Task to complete
Each line below is to be written out in full, exactly as shown.

The input
╭──

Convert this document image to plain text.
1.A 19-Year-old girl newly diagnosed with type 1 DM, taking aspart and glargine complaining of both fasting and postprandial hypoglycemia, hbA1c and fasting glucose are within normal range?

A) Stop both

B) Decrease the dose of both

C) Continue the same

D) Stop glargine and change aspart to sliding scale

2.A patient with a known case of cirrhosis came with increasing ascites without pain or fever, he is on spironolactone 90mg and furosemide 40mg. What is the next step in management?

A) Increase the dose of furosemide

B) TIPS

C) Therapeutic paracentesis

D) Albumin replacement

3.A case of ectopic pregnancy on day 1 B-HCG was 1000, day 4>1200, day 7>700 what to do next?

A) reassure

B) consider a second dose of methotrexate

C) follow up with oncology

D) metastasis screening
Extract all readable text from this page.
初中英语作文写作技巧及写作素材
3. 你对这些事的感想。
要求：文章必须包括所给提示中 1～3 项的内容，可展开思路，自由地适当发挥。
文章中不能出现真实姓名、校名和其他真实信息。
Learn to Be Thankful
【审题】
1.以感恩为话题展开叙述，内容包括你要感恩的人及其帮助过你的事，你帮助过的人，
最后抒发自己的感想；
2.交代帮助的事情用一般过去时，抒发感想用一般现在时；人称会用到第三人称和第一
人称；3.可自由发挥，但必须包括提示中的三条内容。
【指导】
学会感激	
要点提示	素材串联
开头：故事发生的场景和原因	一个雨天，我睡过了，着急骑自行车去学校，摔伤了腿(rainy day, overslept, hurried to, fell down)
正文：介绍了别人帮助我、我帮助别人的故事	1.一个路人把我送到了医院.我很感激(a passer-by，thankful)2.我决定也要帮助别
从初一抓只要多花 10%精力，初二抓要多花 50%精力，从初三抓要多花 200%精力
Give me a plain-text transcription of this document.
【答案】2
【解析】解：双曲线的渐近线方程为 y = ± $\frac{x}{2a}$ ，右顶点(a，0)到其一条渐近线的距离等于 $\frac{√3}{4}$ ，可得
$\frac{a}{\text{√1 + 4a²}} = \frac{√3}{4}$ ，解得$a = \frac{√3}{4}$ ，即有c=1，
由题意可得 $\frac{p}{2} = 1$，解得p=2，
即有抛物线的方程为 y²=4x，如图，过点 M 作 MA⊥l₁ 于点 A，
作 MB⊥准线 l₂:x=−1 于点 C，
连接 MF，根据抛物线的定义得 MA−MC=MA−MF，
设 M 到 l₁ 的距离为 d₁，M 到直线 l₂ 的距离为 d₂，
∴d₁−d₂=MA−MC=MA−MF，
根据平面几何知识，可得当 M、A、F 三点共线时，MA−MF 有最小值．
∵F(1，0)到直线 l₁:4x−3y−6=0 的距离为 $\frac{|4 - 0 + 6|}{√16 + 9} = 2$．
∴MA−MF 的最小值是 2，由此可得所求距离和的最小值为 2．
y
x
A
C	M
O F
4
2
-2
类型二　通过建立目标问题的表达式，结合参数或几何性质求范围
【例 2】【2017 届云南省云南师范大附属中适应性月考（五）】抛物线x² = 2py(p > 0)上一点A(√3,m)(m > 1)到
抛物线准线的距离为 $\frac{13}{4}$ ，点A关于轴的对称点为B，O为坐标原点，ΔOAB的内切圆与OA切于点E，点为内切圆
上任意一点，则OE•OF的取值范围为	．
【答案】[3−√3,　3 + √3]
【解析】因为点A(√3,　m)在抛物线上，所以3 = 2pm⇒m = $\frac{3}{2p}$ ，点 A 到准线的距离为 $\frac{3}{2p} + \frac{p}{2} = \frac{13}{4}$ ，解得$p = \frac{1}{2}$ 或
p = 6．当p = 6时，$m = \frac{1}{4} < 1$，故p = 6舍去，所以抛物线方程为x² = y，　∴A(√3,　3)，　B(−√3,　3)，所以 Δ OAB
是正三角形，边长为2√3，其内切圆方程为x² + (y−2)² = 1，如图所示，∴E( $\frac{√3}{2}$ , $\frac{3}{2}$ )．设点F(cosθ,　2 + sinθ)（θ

╰──

Result of this task
Convert this document image to plain text.
1.A 19-Year-old girl newly diagnosed with type 1 DM, taking aspart and glargine complaining of both fasting and postprandial hypoglycemia, hbA1c and fasting glucose are within normal range?

A) Stop both

B) Decrease the dose of both

C) Continue the same

D) Stop glargine and change aspart to sliding scale

2.A patient with a known case of cirrhosis came with increasing ascites without pain or fever, he is on spironolactone 90mg and furosemide 40mg. What is the next step in management?

A) Increase the dose of furosemide

B) TIPS

C) Therapeutic paracentesis

D) Albumin replacement

3.A case of ectopic pregnancy on day 1 B-HCG was 1000, day 4>1200, day 7>700 what to do next?

A) reassure

B) consider a second dose of methotrexate

C) follow up with oncology

D) metastasis screening
Extract all readable text from this page.
初中英语作文写作技巧及写作素材
3. 你对这些事的感想。
要求：文章必须包括所给提示中 1～3 项的内容，可展开思路，自由地适当发挥。
文章中不能出现真实姓名、校名和其他真实信息。
Learn to Be Thankful
【审题】
1.以感恩为话题展开叙述，内容包括你要感恩的人及其帮助过你的事，你帮助过的人，
最后抒发自己的感想；
2.交代帮助的事情用一般过去时，抒发感想用一般现在时；人称会用到第三人称和第一
人称；3.可自由发挥，但必须包括提示中的三条内容。
【指导】
学会感激	
要点提示	素材串联
开头：故事发生的场景和原因	一个雨天，我睡过了，着急骑自行车去学校，摔伤了腿(rainy day, overslept, hurried to, fell down)
正文：介绍了别人帮助我、我帮助别人的故事	1.一个路人把我送到了医院.我很感激(a passer-by，thankful)2.我决定也要帮助别
从初一抓只要多花 10%精力，初二抓要多花 50%精力，从初三抓要多花 200%精力
Give me a plain-text transcription of this document.
【答案】2
【解析】解：双曲线的渐近线方程为 y = ± $\frac{x}{2a}$ ，右顶点(a，0)到其一条渐近线的距离等于 $\frac{√3}{4}$ ，可得
$\frac{a}{\text{√1 + 4a²}} = \frac{√3}{4}$ ，解得$a = \frac{√3}{4}$ ，即有c=1，
由题意可得 $\frac{p}{2} = 1$，解得p=2，
即有抛物线的方程为 y²=4x，如图，过点 M 作 MA⊥l₁ 于点 A，
作 MB⊥准线 l₂:x=−1 于点 C，
连接 MF，根据抛物线的定义得 MA−MC=MA−MF，
设 M 到 l₁ 的距离为 d₁，M 到直线 l₂ 的距离为 d₂，
∴d₁−d₂=MA−MC=MA−MF，
根据平面几何知识，可得当 M、A、F 三点共线时，MA−MF 有最小值．
∵F(1，0)到直线 l₁:4x−3y−6=0 的距离为 $\frac{|4 - 0 + 6|}{√16 + 9} = 2$．
∴MA−MF 的最小值是 2，由此可得所求距离和的最小值为 2．
y
x
A
C	M
O F
4
2
-2
类型二　通过建立目标问题的表达式，结合参数或几何性质求范围
【例 2】【2017 届云南省云南师范大附属中适应性月考（五）】抛物线x² = 2py(p > 0)上一点A(√3,m)(m > 1)到
抛物线准线的距离为 $\frac{13}{4}$ ，点A关于轴的对称点为B，O为坐标原点，ΔOAB的内切圆与OA切于点E，点为内切圆
上任意一点，则OE•OF的取值范围为	．
【答案】[3−√3,　3 + √3]
【解析】因为点A(√3,　m)在抛物线上，所以3 = 2pm⇒m = $\frac{3}{2p}$ ，点 A 到准线的距离为 $\frac{3}{2p} + \frac{p}{2} = \frac{13}{4}$ ，解得$p = \frac{1}{2}$ 或
p = 6．当p = 6时，$m = \frac{1}{4} < 1$，故p = 6舍去，所以抛物线方程为x² = y，　∴A(√3,　3)，　B(−√3,　3)，所以 Δ OAB
是正三角形，边长为2√3，其内切圆方程为x² + (y−2)² = 1，如图所示，∴E( $\frac{√3}{2}$ , $\frac{3}{2}$ )．设点F(cosθ,　2 + sinθ)（θ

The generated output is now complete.